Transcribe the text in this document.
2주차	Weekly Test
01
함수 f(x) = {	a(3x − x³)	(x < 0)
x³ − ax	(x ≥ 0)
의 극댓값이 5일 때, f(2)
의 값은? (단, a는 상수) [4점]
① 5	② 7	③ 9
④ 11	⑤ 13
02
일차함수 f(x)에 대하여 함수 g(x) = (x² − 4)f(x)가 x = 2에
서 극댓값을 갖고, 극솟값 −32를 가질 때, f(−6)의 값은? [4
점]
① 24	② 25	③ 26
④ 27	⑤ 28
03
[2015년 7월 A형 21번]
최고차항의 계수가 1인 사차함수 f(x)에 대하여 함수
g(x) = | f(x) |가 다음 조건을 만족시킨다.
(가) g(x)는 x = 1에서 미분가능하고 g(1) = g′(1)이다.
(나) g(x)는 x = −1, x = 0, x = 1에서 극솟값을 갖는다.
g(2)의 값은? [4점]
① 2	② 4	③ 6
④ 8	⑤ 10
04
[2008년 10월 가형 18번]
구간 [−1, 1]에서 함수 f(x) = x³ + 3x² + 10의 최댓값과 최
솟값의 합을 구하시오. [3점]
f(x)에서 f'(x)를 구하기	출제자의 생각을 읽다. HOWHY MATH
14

+ + + + + + +

### What you need to do
What is needed here is an exact reproduction of all the entries.

### Task output
Transcribe the text in this document.
2주차	Weekly Test
01
함수 f(x) = {	a(3x − x³)	(x < 0)
x³ − ax	(x ≥ 0)
의 극댓값이 5일 때, f(2)
의 값은? (단, a는 상수) [4점]
① 5	② 7	③ 9
④ 11	⑤ 13
02
일차함수 f(x)에 대하여 함수 g(x) = (x² − 4)f(x)가 x = 2에
서 극댓값을 갖고, 극솟값 −32를 가질 때, f(−6)의 값은? [4
점]
① 24	② 25	③ 26
④ 27	⑤ 28
03
[2015년 7월 A형 21번]
최고차항의 계수가 1인 사차함수 f(x)에 대하여 함수
g(x) = | f(x) |가 다음 조건을 만족시킨다.
(가) g(x)는 x = 1에서 미분가능하고 g(1) = g′(1)이다.
(나) g(x)는 x = −1, x = 0, x = 1에서 극솟값을 갖는다.
g(2)의 값은? [4점]
① 2	② 4	③ 6
④ 8	⑤ 10
04
[2008년 10월 가형 18번]
구간 [−1, 1]에서 함수 f(x) = x³ + 3x² + 10의 최댓값과 최
솟값의 합을 구하시오. [3점]
f(x)에서 f'(x)를 구하기	출제자의 생각을 읽다. HOWHY MATH
14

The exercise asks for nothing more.